RECORDS SHOWN
+++++
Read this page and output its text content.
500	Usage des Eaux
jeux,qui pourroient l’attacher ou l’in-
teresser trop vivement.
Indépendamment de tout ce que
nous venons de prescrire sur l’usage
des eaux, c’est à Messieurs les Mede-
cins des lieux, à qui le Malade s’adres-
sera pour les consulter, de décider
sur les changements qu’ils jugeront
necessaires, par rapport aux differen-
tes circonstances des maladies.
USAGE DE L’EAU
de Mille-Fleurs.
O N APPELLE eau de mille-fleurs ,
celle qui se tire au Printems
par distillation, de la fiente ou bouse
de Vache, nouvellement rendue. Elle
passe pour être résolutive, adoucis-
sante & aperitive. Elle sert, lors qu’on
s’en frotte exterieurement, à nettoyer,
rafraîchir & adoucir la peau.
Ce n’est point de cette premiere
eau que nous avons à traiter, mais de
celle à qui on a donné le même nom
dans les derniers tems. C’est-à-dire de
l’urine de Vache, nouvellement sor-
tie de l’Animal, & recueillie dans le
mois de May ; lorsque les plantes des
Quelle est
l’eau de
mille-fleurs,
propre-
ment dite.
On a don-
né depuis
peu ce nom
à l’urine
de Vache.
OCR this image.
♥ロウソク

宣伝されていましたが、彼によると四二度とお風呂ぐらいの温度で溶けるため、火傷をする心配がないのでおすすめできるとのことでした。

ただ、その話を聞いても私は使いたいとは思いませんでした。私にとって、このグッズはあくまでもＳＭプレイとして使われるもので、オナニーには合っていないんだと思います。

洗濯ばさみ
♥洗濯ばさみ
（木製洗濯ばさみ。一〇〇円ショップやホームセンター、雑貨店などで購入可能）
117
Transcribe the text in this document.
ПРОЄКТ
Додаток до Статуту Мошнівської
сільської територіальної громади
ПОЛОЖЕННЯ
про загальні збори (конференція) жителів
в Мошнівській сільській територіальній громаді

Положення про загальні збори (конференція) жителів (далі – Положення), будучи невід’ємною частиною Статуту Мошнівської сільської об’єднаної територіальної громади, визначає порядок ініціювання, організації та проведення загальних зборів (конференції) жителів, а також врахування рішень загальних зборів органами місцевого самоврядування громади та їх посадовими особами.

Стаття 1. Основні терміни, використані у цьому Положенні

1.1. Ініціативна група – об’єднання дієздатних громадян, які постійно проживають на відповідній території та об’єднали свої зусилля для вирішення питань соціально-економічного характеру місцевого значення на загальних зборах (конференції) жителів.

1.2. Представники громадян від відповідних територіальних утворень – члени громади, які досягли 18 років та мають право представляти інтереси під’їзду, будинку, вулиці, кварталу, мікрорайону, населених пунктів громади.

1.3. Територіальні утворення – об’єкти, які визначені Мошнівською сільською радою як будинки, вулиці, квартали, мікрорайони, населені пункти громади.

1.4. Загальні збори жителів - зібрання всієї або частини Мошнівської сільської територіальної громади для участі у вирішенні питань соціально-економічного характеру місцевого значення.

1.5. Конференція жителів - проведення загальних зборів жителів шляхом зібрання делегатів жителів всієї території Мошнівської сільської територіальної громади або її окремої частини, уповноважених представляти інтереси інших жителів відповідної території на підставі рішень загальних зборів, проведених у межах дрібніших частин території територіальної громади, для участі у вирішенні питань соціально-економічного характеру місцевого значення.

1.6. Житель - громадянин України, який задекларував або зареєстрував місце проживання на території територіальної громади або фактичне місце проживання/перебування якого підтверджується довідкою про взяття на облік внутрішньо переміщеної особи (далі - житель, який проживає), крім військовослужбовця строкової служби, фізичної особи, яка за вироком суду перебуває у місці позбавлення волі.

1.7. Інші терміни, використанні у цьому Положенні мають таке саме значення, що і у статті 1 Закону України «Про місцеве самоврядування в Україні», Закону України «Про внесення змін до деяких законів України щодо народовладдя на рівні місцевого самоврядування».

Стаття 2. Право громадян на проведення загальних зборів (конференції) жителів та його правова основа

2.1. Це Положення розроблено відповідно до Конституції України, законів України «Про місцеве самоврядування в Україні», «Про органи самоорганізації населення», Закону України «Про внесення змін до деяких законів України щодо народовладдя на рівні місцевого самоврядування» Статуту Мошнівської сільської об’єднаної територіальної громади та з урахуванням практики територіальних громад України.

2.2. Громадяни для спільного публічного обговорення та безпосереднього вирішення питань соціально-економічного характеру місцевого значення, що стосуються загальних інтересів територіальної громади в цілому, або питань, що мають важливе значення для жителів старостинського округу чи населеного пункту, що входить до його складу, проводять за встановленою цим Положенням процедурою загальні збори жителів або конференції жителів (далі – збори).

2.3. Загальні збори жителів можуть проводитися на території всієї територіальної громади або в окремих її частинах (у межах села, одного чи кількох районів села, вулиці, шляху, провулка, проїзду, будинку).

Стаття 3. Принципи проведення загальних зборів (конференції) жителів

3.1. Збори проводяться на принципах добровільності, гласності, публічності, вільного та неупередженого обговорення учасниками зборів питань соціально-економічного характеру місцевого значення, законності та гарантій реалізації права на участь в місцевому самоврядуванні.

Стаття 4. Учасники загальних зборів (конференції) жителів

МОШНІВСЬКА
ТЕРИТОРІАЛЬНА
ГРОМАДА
+++++
REQUIRED TASK
Check each line of the material above for "Закону" and say how many lines contain it, giving the number alone.

THE ANSWER
2